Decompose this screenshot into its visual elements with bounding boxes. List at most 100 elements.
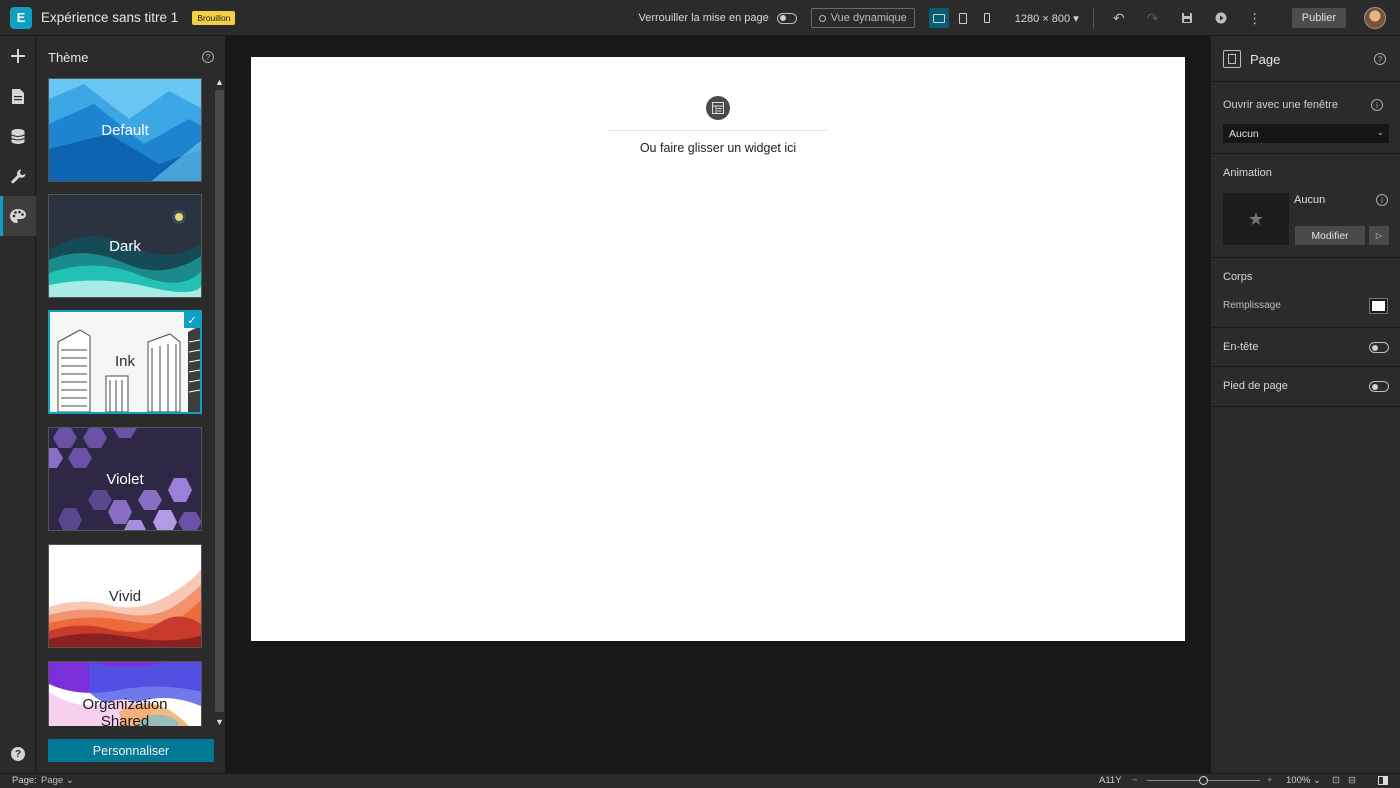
- desktop-device-button[interactable]: [928, 8, 949, 28]
- lock-layout-toggle[interactable]: [776, 12, 797, 24]
- theme-name: Dark: [109, 238, 141, 255]
- top-header: E Expérience sans titre 1 Brouillon Verr…: [0, 0, 1400, 36]
- accessibility-label[interactable]: A11Y: [1099, 775, 1122, 786]
- desktop-icon: [932, 13, 945, 23]
- theme-card-vivid[interactable]: Vivid: [48, 544, 202, 648]
- preview-icon[interactable]: [1211, 8, 1231, 28]
- open-window-select[interactable]: Aucun ⌄: [1223, 124, 1389, 143]
- play-animation-icon[interactable]: ▷: [1369, 226, 1389, 245]
- theme-panel: Thème ? Default Dark Ink ✓ Violet Vivid …: [36, 36, 226, 773]
- page-canvas[interactable]: Ou faire glisser un widget ici: [251, 57, 1185, 641]
- widget-placeholder-icon: [706, 96, 730, 120]
- animation-value: Aucun: [1294, 194, 1326, 206]
- modify-animation-button[interactable]: Modifier: [1295, 226, 1365, 245]
- rail-item-add[interactable]: [0, 36, 36, 76]
- page-settings-panel: Page ? Ouvrir avec une fenêtre i Aucun ⌄…: [1210, 36, 1400, 773]
- open-window-info-icon[interactable]: i: [1371, 99, 1383, 111]
- theme-card-ink[interactable]: Ink ✓: [48, 310, 202, 414]
- theme-card-default[interactable]: Default: [48, 78, 202, 182]
- theme-name: Ink: [114, 353, 135, 370]
- header-toggle[interactable]: [1369, 342, 1389, 353]
- theme-help-icon[interactable]: ?: [202, 51, 214, 63]
- animation-info-icon[interactable]: i: [1376, 194, 1388, 206]
- animation-star-icon: ★: [1223, 193, 1289, 245]
- page-help-icon[interactable]: ?: [1374, 53, 1386, 65]
- redo-icon[interactable]: ↷: [1143, 8, 1163, 28]
- theme-name: Organization Shared: [82, 696, 168, 726]
- scrollbar-thumb[interactable]: [215, 90, 224, 712]
- chevron-down-icon: ⌄: [1376, 127, 1384, 137]
- resolution-dropdown[interactable]: 1280 × 800 ▾: [1015, 12, 1079, 25]
- rail-item-tools[interactable]: [0, 156, 36, 196]
- draft-badge: Brouillon: [192, 10, 236, 25]
- footer-toggle[interactable]: [1369, 381, 1389, 392]
- theme-card-dark[interactable]: Dark: [48, 194, 202, 298]
- open-window-section: Ouvrir avec une fenêtre i: [1211, 82, 1400, 154]
- zoom-slider-thumb[interactable]: [1199, 776, 1208, 785]
- panel-toggle-icon[interactable]: [1378, 776, 1388, 785]
- fit-page-icon[interactable]: ⊟: [1348, 775, 1356, 786]
- header-section: En-tête: [1211, 328, 1400, 367]
- fill-label: Remplissage: [1223, 300, 1281, 311]
- drop-widget-text: Ou faire glisser un widget ici: [639, 141, 797, 155]
- scroll-down-icon[interactable]: ▼: [214, 716, 225, 728]
- tablet-device-button[interactable]: [953, 8, 973, 28]
- page-header-section: Page ?: [1211, 36, 1400, 82]
- rail-item-page[interactable]: [0, 76, 36, 116]
- customize-button[interactable]: Personnaliser: [48, 739, 214, 762]
- app-logo-icon[interactable]: E: [10, 6, 32, 29]
- page-panel-title: Page: [1250, 52, 1281, 67]
- fit-width-icon[interactable]: ⊡: [1332, 775, 1340, 786]
- mobile-icon: [983, 13, 990, 23]
- publish-button[interactable]: Publier: [1291, 8, 1346, 28]
- page-icon: [1223, 50, 1241, 68]
- data-icon: [11, 128, 25, 144]
- page-selector[interactable]: Page ⌄: [41, 775, 74, 786]
- dynamic-view-button[interactable]: Vue dynamique: [810, 8, 915, 28]
- theme-list: Default Dark Ink ✓ Violet Vivid Organiza…: [48, 78, 202, 726]
- add-icon: [11, 49, 25, 63]
- theme-card-violet[interactable]: Violet: [48, 427, 202, 531]
- zoom-out-icon[interactable]: −: [1132, 775, 1138, 786]
- header-divider: [1092, 7, 1094, 29]
- fill-color-preview: [1372, 301, 1385, 311]
- open-window-value: Aucun: [1229, 127, 1259, 140]
- animation-label: Animation: [1223, 167, 1272, 179]
- theme-name: Vivid: [108, 588, 142, 605]
- mobile-device-button[interactable]: [977, 8, 997, 28]
- theme-card-organization-shared[interactable]: Organization Shared: [48, 661, 202, 726]
- tablet-icon: [958, 12, 967, 24]
- palette-icon: [10, 209, 26, 223]
- rail-item-data[interactable]: [0, 116, 36, 156]
- header-label: En-tête: [1223, 341, 1259, 353]
- theme-name: Violet: [106, 471, 144, 488]
- selected-check-icon: ✓: [184, 312, 200, 328]
- scroll-up-icon[interactable]: ▲: [214, 76, 225, 88]
- header-toolbar: Verrouiller la mise en page Vue dynamiqu…: [639, 0, 1400, 36]
- dynamic-view-icon: [818, 14, 826, 22]
- left-rail: ?: [0, 36, 36, 773]
- experience-title[interactable]: Expérience sans titre 1: [41, 10, 178, 25]
- user-avatar[interactable]: [1364, 7, 1386, 29]
- theme-list-scrollbar[interactable]: ▲ ▼: [214, 76, 225, 728]
- theme-panel-title: Thème: [48, 50, 89, 65]
- rail-item-theme[interactable]: [0, 196, 36, 236]
- save-icon[interactable]: [1177, 8, 1197, 28]
- footer-label: Pied de page: [1223, 380, 1288, 392]
- body-label: Corps: [1223, 271, 1253, 283]
- page-selector-value: Page: [41, 775, 64, 786]
- theme-name: Default: [101, 122, 149, 139]
- zoom-dropdown[interactable]: 100% ⌄: [1286, 775, 1321, 786]
- wrench-icon: [10, 169, 25, 183]
- open-window-label: Ouvrir avec une fenêtre: [1223, 99, 1338, 111]
- body-section: Corps Remplissage: [1211, 258, 1400, 328]
- undo-icon[interactable]: ↶: [1109, 8, 1129, 28]
- zoom-value: 100%: [1286, 775, 1311, 786]
- page-selector-label: Page:: [12, 775, 37, 786]
- drop-divider: [608, 130, 828, 131]
- logo-glyph: E: [16, 10, 26, 25]
- fill-color-swatch[interactable]: [1369, 298, 1388, 314]
- zoom-in-icon[interactable]: +: [1267, 775, 1273, 786]
- help-icon[interactable]: ?: [11, 747, 25, 761]
- more-options-icon[interactable]: ⋮: [1245, 8, 1265, 28]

> **WORK INSTRUCTIONS**
Copy the listing above line for line, without the picture.

> **WRITTEN RESPONSE**
Decompose this screenshot into its visual elements with bounding boxes. List at most 100 elements.
- desktop-device-button[interactable]: [928, 8, 949, 28]
- lock-layout-toggle[interactable]: [776, 12, 797, 24]
- theme-name: Dark: [109, 238, 141, 255]
- top-header: E Expérience sans titre 1 Brouillon Verr…: [0, 0, 1400, 36]
- accessibility-label[interactable]: A11Y: [1099, 775, 1122, 786]
- desktop-icon: [932, 13, 945, 23]
- theme-card-vivid[interactable]: Vivid: [48, 544, 202, 648]
- preview-icon[interactable]: [1211, 8, 1231, 28]
- open-window-select[interactable]: Aucun ⌄: [1223, 124, 1389, 143]
- play-animation-icon[interactable]: ▷: [1369, 226, 1389, 245]
- theme-panel: Thème ? Default Dark Ink ✓ Violet Vivid …: [36, 36, 226, 773]
- page-canvas[interactable]: Ou faire glisser un widget ici: [251, 57, 1185, 641]
- widget-placeholder-icon: [706, 96, 730, 120]
- animation-value: Aucun: [1294, 194, 1326, 206]
- modify-animation-button[interactable]: Modifier: [1295, 226, 1365, 245]
- rail-item-add[interactable]: [0, 36, 36, 76]
- page-settings-panel: Page ? Ouvrir avec une fenêtre i Aucun ⌄…: [1210, 36, 1400, 773]
- open-window-info-icon[interactable]: i: [1371, 99, 1383, 111]
- theme-card-ink[interactable]: Ink ✓: [48, 310, 202, 414]
- theme-card-default[interactable]: Default: [48, 78, 202, 182]
- theme-name: Ink: [114, 353, 135, 370]
- header-toggle[interactable]: [1369, 342, 1389, 353]
- theme-help-icon[interactable]: ?: [202, 51, 214, 63]
- animation-info-icon[interactable]: i: [1376, 194, 1388, 206]
- animation-star-icon: ★: [1223, 193, 1289, 245]
- page-help-icon[interactable]: ?: [1374, 53, 1386, 65]
- redo-icon[interactable]: ↷: [1143, 8, 1163, 28]
- theme-name: Organization Shared: [82, 696, 168, 726]
- scrollbar-thumb[interactable]: [215, 90, 224, 712]
- chevron-down-icon: ⌄: [1376, 127, 1384, 137]
- resolution-dropdown[interactable]: 1280 × 800 ▾: [1015, 12, 1079, 25]
- rail-item-tools[interactable]: [0, 156, 36, 196]
- draft-badge: Brouillon: [192, 10, 236, 25]
- footer-toggle[interactable]: [1369, 381, 1389, 392]
- theme-card-dark[interactable]: Dark: [48, 194, 202, 298]
- open-window-section: Ouvrir avec une fenêtre i: [1211, 82, 1400, 154]
- zoom-slider-thumb[interactable]: [1199, 776, 1208, 785]
- panel-toggle-icon[interactable]: [1378, 776, 1388, 785]
- fit-page-icon[interactable]: ⊟: [1348, 775, 1356, 786]
- header-section: En-tête: [1211, 328, 1400, 367]
- fill-label: Remplissage: [1223, 300, 1281, 311]
- drop-widget-text: Ou faire glisser un widget ici: [639, 141, 797, 155]
- scroll-down-icon[interactable]: ▼: [214, 716, 225, 728]
- tablet-device-button[interactable]: [953, 8, 973, 28]
- page-header-section: Page ?: [1211, 36, 1400, 82]
- rail-item-page[interactable]: [0, 76, 36, 116]
- customize-button[interactable]: Personnaliser: [48, 739, 214, 762]
- app-logo-icon[interactable]: E: [10, 6, 32, 29]
- page-panel-title: Page: [1250, 52, 1281, 67]
- fit-width-icon[interactable]: ⊡: [1332, 775, 1340, 786]
- mobile-icon: [983, 13, 990, 23]
- publish-button[interactable]: Publier: [1291, 8, 1346, 28]
- page-icon: [1223, 50, 1241, 68]
- data-icon: [11, 128, 25, 144]
- page-selector[interactable]: Page ⌄: [41, 775, 74, 786]
- dynamic-view-button[interactable]: Vue dynamique: [810, 8, 915, 28]
- theme-list: Default Dark Ink ✓ Violet Vivid Organiza…: [48, 78, 202, 726]
- add-icon: [11, 49, 25, 63]
- theme-card-violet[interactable]: Violet: [48, 427, 202, 531]
- zoom-out-icon[interactable]: −: [1132, 775, 1138, 786]
- header-divider: [1092, 7, 1094, 29]
- fill-color-preview: [1372, 301, 1385, 311]
- open-window-value: Aucun: [1229, 127, 1259, 140]
- animation-label: Animation: [1223, 167, 1272, 179]
- theme-name: Vivid: [108, 588, 142, 605]
- mobile-device-button[interactable]: [977, 8, 997, 28]
- theme-card-organization-shared[interactable]: Organization Shared: [48, 661, 202, 726]
- tablet-icon: [958, 12, 967, 24]
- palette-icon: [10, 209, 26, 223]
- rail-item-data[interactable]: [0, 116, 36, 156]
- header-label: En-tête: [1223, 341, 1259, 353]
- theme-name: Violet: [106, 471, 144, 488]
- selected-check-icon: ✓: [184, 312, 200, 328]
- scroll-up-icon[interactable]: ▲: [214, 76, 225, 88]
- header-toolbar: Verrouiller la mise en page Vue dynamiqu…: [639, 0, 1400, 36]
- dynamic-view-icon: [818, 14, 826, 22]
- left-rail: ?: [0, 36, 36, 773]
- experience-title[interactable]: Expérience sans titre 1: [41, 10, 178, 25]
- user-avatar[interactable]: [1364, 7, 1386, 29]
- theme-list-scrollbar[interactable]: ▲ ▼: [214, 76, 225, 728]
- theme-panel-title: Thème: [48, 50, 89, 65]
- rail-item-theme[interactable]: [0, 196, 36, 236]
- save-icon[interactable]: [1177, 8, 1197, 28]
- footer-label: Pied de page: [1223, 380, 1288, 392]
- body-label: Corps: [1223, 271, 1253, 283]
- page-selector-value: Page: [41, 775, 64, 786]
- theme-name: Default: [101, 122, 149, 139]
- zoom-dropdown[interactable]: 100% ⌄: [1286, 775, 1321, 786]
- wrench-icon: [10, 169, 25, 183]
- open-window-label: Ouvrir avec une fenêtre: [1223, 99, 1338, 111]
- body-section: Corps Remplissage: [1211, 258, 1400, 328]
- undo-icon[interactable]: ↶: [1109, 8, 1129, 28]
- zoom-value: 100%: [1286, 775, 1311, 786]
- page-selector-label: Page:: [12, 775, 37, 786]
- drop-divider: [608, 130, 828, 131]
- logo-glyph: E: [16, 10, 26, 25]
- fill-color-swatch[interactable]: [1369, 298, 1388, 314]
- zoom-in-icon[interactable]: +: [1267, 775, 1273, 786]
- help-icon[interactable]: ?: [11, 747, 25, 761]
- more-options-icon[interactable]: ⋮: [1245, 8, 1265, 28]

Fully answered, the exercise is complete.